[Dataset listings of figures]

▶

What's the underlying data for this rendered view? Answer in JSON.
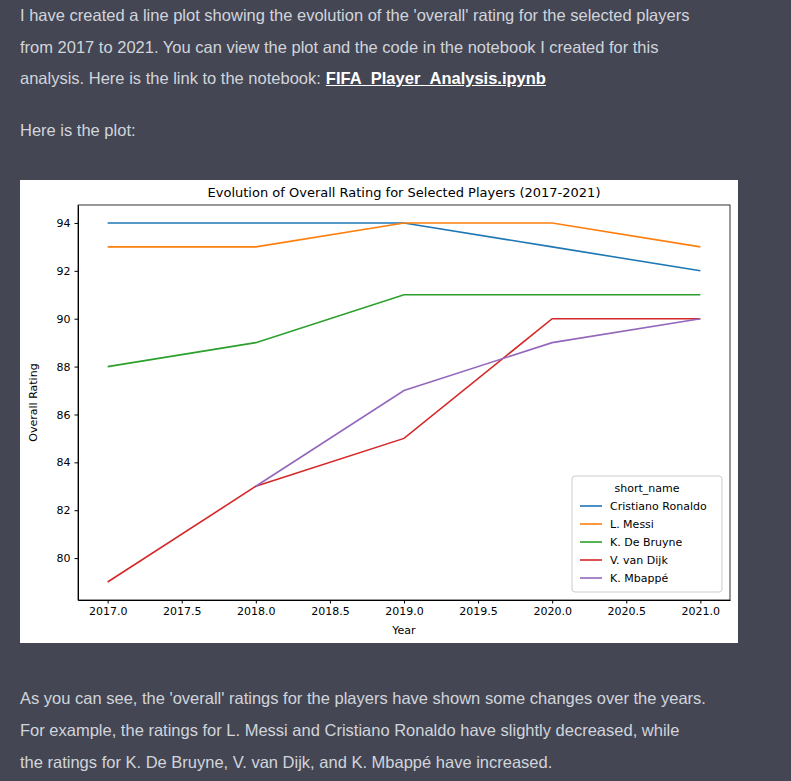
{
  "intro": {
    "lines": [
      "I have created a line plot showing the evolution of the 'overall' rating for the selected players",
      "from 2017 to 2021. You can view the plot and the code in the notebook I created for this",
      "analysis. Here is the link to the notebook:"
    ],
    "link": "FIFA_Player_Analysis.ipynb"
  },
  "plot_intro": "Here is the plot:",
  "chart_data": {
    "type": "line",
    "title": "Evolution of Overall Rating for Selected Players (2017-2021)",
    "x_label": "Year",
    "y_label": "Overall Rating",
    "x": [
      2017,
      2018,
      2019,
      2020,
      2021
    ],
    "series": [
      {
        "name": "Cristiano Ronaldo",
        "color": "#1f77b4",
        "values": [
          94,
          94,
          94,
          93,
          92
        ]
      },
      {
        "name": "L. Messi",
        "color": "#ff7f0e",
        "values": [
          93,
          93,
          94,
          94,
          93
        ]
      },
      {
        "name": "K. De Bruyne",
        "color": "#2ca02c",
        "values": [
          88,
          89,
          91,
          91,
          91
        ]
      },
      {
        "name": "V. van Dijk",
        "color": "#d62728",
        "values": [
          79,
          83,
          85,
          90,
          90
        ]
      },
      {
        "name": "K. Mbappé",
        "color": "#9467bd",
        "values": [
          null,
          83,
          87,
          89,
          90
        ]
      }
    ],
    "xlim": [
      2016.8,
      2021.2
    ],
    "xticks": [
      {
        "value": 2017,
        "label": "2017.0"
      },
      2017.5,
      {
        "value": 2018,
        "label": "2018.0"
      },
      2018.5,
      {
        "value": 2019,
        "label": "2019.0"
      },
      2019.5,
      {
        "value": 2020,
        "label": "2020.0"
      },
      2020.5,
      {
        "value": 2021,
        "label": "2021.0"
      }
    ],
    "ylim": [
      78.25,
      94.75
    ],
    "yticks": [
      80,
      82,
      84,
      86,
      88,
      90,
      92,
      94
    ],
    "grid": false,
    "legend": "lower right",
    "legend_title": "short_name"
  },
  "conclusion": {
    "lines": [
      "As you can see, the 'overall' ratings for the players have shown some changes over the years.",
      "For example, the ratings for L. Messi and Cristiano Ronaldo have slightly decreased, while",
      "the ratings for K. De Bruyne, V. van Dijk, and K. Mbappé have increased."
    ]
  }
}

◀

Required task.
Pick out every line above that holds the word "this" and copy it.

Final result.
What's the underlying data for this rendered view? Answer in JSON.
      "from 2017 to 2021. You can view the plot and the code in the notebook I created for this",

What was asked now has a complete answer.